Task brief: Decide whether each statement agrees with the post about Ronan and sleep. For each, answer yes or no and quote the words of the post that decide it. 1. When Ronan was only a few months old, he would fall asleep on the subway. 2. The writer can usually fall asleep easily whenever they want to. 3. The writer's fears and worries are at their worst upon lying down to sleep.

Provided text:
========

Ronan Get In the Car Its a Bear! As I nonchalantly look on,
Ronan is terrified by the flash of the camera,
which is often how he looks
as we’re trying to get him to go to sleep.
The person holding him
has been edited to protect their identity.

 

Humans would be so much more productive if they didn’t have to sleep a third of their life.

I dislike sleeping on one hand; it often comes when I least want to sleep, when I have papers or projects. Then when I do want to sleep, I find that I’m wide-awake. When I lay down to sleep, that’s when my demons – my fears and worries and paranoia – are at their worst. It’s as if I have little control over when I rest.

Ronan seems to be much the same way. Greeting the world as a six-month-old must be confusing and exciting all at the same time. Because I’m often rushing from one place to another, I don’t always take the time to let him explore the world and really identify it in that baby way – y’know, crushing it in your hands until it is dead and then stuffing it in your mouth. I feel bad about that sometimes but other times I’m glad that my baby didn’t notice the deadly choking hazard and kept right on going.

Sleeping seems to be a roadblock for Ronan’s understanding of the world. When he was only a few months old he would sleep on the subway, gently rocking with the car’s movement until he fell asleep. Now that he’s seven months old, he’s AWAKE, there’s STUFF TO SEE, and Dad, I’ll cry if you try to get me to sleep. I MIGHT MISS SOMETHING!

========

Data excerpt:
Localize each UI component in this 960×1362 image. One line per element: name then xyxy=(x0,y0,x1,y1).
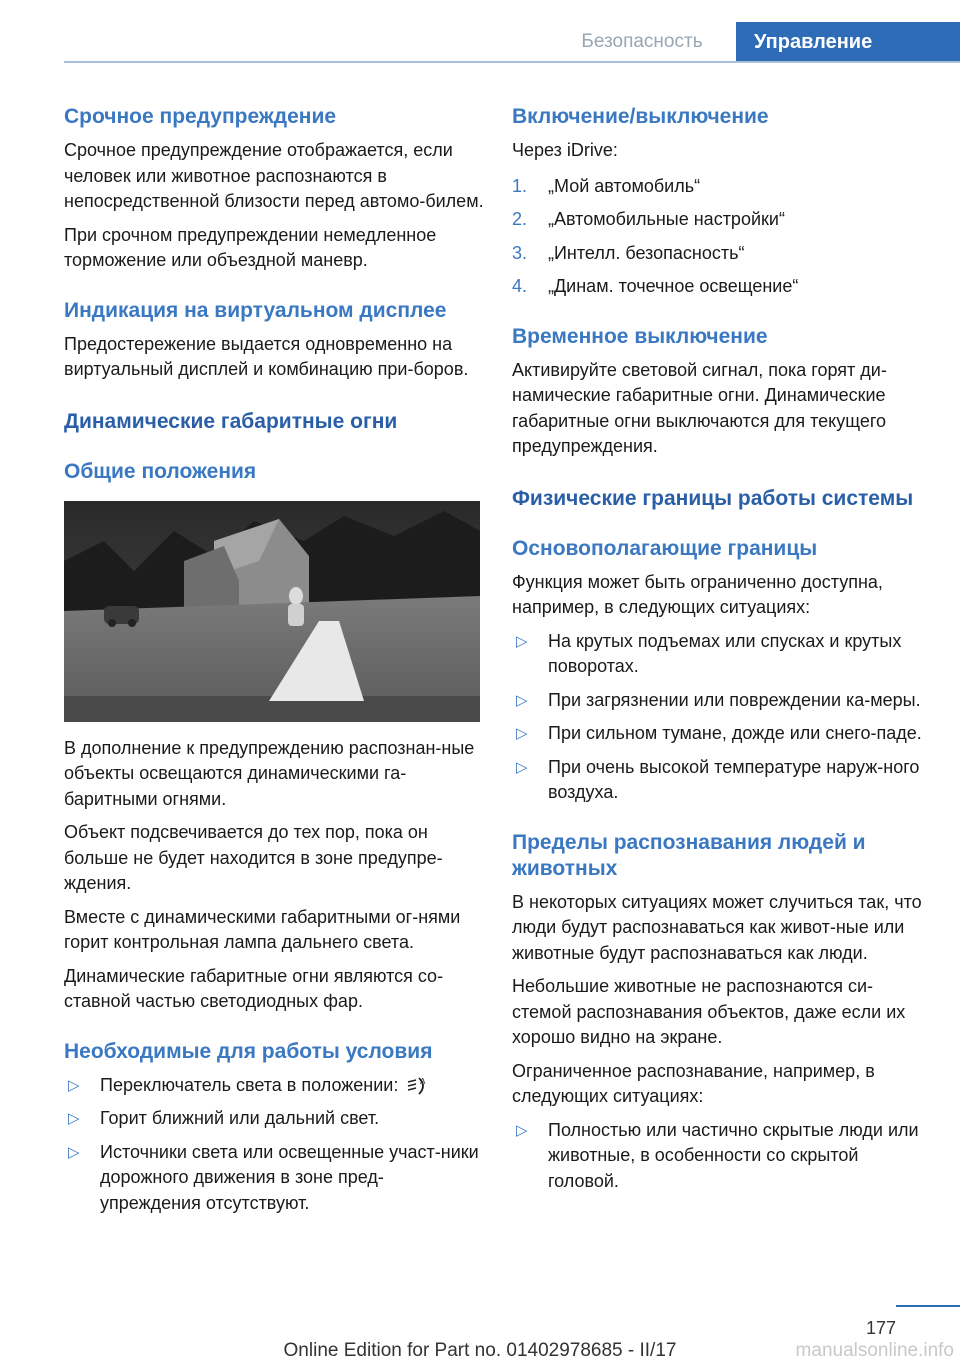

========

Task answer:
1. Yes: "When he was only a few months old he would sleep on the subway"
2. No: "Then when I do want to sleep, I find that I’m wide-awake."
3. Yes: "When I lay down to sleep, that’s when my demons – my fears and worries and paranoia – are at their worst."